** start of Raw records **

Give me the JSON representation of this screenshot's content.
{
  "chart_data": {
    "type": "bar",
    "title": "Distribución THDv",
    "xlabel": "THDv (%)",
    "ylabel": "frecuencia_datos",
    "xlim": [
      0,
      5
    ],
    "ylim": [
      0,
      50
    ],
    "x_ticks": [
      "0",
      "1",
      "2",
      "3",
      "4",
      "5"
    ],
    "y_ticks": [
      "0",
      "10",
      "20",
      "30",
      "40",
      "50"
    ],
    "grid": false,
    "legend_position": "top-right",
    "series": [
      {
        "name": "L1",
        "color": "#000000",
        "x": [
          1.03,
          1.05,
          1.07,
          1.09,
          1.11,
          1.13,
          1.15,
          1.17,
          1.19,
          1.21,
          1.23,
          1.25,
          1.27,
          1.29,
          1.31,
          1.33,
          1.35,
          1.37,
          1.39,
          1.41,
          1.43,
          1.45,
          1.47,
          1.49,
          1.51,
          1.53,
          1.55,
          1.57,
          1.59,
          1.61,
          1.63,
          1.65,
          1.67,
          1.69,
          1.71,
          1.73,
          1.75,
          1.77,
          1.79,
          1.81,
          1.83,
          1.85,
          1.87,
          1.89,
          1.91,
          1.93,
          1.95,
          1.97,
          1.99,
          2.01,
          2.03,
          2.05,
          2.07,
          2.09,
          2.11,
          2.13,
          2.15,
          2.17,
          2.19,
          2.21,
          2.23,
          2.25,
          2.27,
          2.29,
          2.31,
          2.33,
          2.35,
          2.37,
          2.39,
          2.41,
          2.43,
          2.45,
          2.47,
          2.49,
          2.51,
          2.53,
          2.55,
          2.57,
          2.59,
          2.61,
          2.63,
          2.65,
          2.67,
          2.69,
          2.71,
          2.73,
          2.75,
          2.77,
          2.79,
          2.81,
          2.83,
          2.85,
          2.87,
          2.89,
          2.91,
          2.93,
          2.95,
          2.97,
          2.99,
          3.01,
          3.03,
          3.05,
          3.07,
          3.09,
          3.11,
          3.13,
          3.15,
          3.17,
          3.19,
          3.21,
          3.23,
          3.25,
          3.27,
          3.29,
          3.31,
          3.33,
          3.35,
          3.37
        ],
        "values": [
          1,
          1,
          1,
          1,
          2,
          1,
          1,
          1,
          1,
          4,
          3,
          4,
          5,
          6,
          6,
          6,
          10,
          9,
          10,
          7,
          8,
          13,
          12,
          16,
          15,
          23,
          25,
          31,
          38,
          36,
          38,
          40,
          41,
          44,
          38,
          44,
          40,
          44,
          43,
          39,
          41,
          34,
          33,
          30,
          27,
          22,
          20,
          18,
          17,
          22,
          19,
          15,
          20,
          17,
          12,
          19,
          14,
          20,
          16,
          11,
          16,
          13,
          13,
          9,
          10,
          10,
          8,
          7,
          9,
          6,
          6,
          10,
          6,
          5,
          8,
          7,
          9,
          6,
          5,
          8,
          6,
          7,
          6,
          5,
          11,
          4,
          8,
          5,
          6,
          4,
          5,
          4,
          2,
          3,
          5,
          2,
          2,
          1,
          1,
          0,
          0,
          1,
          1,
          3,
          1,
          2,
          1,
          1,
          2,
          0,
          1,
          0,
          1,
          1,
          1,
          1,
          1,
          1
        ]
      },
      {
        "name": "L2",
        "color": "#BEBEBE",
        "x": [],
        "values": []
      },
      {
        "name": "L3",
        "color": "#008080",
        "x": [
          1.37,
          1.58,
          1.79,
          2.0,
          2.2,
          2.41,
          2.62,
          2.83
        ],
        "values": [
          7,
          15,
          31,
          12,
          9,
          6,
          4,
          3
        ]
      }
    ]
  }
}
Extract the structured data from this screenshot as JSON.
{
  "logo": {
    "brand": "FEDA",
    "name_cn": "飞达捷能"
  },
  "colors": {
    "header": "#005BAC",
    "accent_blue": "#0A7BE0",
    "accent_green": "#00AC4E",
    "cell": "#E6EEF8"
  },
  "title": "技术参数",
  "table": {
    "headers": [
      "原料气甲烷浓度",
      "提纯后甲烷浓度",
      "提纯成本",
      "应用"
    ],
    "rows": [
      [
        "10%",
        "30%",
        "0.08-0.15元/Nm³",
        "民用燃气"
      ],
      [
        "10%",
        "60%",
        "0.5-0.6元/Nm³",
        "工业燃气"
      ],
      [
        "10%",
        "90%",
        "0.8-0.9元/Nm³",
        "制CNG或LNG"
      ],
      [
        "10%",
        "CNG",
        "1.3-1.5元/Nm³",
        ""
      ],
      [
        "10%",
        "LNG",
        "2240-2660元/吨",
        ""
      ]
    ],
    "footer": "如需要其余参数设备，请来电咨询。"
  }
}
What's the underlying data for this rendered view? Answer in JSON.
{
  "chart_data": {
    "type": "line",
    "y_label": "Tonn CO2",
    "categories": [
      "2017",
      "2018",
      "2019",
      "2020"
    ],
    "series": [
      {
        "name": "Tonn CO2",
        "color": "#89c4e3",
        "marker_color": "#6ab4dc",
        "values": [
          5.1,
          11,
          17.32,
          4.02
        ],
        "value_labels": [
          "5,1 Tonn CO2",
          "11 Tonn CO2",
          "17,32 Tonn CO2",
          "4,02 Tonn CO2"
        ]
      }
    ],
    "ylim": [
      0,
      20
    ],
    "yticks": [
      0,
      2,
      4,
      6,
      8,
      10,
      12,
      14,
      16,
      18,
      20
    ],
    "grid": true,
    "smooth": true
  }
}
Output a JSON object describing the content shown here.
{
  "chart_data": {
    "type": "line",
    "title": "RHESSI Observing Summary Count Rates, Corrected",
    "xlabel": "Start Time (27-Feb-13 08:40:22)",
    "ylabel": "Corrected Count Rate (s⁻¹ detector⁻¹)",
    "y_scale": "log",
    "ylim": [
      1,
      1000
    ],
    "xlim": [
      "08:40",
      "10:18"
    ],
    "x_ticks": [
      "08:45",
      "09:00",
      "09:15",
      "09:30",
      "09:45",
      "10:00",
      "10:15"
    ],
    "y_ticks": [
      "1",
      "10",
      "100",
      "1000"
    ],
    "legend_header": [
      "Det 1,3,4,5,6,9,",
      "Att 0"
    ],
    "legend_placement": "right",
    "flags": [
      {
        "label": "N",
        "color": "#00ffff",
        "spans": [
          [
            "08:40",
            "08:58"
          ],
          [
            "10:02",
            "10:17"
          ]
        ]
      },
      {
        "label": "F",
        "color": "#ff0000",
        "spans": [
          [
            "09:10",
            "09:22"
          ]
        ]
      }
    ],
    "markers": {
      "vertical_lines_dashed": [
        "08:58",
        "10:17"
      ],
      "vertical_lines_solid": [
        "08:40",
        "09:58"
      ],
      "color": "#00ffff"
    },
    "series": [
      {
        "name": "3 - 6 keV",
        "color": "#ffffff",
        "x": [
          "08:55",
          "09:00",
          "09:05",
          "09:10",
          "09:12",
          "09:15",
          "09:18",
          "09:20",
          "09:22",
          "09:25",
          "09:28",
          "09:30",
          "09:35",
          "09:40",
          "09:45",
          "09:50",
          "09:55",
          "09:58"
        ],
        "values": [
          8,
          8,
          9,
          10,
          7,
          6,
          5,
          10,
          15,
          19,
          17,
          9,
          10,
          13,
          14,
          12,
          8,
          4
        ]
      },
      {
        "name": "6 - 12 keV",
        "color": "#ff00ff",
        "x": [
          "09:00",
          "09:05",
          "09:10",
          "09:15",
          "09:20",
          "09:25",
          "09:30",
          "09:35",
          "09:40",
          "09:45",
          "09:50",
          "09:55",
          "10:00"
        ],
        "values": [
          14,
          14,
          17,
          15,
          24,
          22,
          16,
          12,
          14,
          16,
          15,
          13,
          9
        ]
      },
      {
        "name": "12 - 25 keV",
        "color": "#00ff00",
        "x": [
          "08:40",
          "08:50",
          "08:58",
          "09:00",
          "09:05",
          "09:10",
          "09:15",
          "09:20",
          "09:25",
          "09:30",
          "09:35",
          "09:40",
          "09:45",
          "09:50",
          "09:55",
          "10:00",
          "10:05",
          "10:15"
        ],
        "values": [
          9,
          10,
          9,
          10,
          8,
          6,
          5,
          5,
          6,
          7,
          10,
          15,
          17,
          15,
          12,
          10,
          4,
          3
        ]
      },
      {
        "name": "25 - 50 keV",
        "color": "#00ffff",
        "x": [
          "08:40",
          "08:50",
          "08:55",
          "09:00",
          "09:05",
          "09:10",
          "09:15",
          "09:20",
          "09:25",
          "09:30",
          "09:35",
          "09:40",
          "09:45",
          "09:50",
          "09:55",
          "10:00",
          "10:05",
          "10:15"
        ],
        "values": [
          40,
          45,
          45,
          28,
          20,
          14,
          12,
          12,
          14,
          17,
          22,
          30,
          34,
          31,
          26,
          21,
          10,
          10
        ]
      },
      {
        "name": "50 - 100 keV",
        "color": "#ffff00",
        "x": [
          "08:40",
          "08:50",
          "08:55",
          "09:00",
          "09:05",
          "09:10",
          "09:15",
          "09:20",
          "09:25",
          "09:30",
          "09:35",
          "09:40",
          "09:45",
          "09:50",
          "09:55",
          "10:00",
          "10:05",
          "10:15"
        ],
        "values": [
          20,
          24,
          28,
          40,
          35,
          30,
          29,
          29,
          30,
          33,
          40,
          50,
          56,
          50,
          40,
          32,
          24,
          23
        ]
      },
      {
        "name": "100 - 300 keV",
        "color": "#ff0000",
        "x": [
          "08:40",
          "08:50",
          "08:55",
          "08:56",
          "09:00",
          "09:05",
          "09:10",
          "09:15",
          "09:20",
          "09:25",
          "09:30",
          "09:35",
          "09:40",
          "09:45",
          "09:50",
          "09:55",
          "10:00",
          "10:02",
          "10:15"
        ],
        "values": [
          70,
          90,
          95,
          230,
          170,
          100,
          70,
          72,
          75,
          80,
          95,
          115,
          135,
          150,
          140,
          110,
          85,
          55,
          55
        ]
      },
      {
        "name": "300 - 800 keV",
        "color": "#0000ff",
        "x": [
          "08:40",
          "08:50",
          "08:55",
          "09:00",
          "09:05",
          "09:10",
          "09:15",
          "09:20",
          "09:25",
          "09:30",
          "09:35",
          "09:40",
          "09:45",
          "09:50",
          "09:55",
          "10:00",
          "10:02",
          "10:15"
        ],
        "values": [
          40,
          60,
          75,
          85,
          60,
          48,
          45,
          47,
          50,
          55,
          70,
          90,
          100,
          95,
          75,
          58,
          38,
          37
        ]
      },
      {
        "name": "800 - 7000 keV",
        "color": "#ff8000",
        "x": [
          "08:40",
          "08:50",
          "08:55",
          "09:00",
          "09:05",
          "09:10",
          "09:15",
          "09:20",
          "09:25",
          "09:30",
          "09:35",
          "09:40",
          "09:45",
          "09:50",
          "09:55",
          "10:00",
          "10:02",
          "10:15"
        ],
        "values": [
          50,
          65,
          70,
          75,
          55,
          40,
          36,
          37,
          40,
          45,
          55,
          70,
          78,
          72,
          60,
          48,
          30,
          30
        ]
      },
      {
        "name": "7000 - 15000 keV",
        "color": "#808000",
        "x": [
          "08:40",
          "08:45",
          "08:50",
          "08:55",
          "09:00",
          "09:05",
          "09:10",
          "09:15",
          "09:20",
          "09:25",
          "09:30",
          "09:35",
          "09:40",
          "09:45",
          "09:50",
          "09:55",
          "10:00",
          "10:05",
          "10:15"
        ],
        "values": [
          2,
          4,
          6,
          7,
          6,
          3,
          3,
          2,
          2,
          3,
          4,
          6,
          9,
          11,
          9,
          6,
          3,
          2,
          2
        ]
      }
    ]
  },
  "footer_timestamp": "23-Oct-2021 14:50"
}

** end of Raw records **

Where a line holds the string "Count", copy that line.

    "title": "RHESSI Observing Summary Count Rates, Corrected",
    "ylabel": "Corrected Count Rate (s⁻¹ detector⁻¹)",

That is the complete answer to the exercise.